-- START --

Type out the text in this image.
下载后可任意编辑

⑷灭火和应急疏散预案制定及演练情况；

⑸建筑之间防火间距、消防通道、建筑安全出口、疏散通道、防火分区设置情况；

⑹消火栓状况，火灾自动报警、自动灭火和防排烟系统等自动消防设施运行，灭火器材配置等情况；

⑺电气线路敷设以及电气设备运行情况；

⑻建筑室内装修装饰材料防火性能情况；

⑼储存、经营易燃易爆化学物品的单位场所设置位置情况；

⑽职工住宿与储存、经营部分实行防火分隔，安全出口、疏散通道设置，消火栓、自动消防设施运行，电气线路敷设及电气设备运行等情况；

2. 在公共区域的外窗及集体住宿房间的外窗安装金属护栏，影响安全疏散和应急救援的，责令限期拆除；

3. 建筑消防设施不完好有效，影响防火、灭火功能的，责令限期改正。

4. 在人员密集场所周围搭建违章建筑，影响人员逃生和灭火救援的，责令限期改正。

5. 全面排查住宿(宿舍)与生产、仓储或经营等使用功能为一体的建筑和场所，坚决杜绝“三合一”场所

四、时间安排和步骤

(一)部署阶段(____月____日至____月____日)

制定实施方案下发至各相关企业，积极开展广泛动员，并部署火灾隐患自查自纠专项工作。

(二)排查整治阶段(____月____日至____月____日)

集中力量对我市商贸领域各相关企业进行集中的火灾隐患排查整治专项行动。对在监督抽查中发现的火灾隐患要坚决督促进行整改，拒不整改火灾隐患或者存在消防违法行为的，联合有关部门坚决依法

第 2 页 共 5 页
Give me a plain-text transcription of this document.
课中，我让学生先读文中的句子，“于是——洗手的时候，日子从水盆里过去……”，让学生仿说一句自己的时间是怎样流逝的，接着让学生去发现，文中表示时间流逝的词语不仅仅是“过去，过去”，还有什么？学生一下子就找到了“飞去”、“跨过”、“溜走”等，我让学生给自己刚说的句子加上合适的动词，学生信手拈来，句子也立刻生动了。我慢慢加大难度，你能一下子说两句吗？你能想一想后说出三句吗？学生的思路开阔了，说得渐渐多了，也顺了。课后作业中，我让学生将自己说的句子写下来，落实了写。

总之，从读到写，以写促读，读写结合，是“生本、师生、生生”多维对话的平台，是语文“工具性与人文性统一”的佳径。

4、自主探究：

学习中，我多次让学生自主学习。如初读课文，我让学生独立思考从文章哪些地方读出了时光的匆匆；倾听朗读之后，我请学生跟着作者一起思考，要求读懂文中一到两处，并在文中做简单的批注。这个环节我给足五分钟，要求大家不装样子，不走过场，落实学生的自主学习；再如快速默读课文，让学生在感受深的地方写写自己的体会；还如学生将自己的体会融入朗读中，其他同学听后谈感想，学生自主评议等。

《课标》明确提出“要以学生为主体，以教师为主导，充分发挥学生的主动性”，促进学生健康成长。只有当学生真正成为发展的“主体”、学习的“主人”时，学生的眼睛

-- END --

→ Exercise brief: Search the listing for the string "text". Copy each line where it turns up.

→ Worked solution:
Type out the text in this image.
Give me a plain-text transcription of this document.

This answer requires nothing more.